- The problem
Gather all lines in the data that hold the string "content".

- Information supplied

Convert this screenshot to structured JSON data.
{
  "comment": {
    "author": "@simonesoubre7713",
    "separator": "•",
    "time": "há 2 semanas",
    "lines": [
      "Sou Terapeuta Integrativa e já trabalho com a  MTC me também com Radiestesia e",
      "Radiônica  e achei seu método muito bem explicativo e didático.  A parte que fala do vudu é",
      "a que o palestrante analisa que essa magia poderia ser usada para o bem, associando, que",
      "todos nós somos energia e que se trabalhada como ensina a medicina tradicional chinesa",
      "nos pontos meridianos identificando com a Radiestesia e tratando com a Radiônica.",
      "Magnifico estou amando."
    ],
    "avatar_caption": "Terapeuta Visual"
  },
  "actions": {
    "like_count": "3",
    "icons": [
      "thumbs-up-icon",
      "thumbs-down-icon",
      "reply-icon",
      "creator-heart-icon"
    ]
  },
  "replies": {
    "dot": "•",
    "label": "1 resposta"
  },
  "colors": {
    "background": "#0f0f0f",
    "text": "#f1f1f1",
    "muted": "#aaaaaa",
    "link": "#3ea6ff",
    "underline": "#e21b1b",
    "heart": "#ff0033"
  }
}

---

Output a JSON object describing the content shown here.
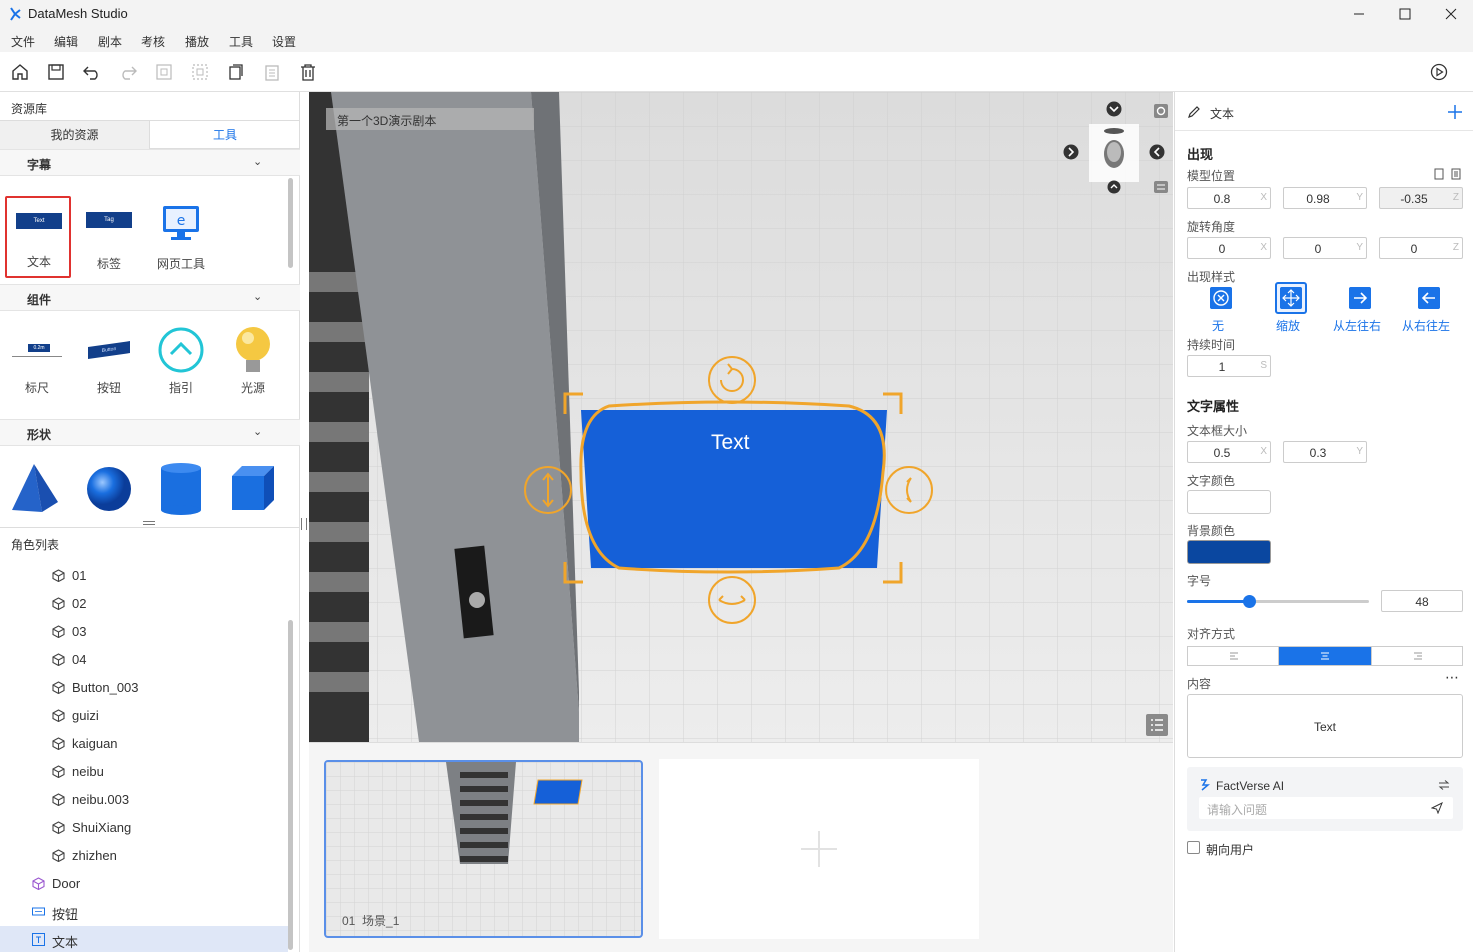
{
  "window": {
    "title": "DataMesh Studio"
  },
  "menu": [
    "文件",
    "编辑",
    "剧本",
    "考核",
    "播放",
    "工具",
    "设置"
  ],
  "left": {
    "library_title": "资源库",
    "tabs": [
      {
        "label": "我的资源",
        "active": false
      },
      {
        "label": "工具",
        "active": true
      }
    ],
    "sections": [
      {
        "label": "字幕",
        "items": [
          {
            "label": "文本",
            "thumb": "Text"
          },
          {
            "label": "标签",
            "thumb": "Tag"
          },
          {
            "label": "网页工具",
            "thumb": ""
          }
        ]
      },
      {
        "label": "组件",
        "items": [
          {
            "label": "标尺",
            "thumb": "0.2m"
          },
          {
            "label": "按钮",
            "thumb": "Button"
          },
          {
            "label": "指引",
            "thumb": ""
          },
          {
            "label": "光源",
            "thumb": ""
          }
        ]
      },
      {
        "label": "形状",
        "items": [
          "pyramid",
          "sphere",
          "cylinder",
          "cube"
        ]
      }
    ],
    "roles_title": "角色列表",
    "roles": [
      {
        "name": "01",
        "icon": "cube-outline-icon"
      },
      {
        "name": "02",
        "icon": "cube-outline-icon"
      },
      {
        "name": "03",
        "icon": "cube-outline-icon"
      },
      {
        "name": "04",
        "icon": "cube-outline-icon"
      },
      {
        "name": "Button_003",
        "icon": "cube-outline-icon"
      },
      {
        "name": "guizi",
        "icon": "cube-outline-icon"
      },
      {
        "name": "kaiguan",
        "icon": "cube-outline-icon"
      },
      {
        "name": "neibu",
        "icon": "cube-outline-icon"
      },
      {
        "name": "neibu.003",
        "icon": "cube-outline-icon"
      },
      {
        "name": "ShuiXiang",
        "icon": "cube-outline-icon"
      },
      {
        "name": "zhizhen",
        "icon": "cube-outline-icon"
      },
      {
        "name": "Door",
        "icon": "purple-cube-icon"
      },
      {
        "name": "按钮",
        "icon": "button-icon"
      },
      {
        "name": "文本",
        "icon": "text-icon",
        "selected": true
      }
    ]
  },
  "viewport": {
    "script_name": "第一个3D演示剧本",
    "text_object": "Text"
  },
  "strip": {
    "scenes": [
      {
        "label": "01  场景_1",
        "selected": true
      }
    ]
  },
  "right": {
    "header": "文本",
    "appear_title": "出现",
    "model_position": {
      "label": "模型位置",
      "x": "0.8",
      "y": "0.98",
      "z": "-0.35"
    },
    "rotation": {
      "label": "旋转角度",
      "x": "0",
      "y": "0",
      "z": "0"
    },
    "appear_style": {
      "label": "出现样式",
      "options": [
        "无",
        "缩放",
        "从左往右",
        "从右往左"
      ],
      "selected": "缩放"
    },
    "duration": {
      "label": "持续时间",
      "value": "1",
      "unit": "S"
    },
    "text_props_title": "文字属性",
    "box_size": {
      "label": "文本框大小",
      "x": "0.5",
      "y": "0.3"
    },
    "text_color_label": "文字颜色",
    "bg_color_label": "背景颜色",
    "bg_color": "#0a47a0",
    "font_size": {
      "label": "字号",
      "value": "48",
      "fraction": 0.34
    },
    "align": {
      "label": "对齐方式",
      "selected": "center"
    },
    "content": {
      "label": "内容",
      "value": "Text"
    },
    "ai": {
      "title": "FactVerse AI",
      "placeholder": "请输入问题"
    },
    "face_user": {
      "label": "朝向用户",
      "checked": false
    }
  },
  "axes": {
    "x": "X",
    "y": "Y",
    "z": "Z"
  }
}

- Expected output
Output a JSON object describing the content shown here.
    "content": {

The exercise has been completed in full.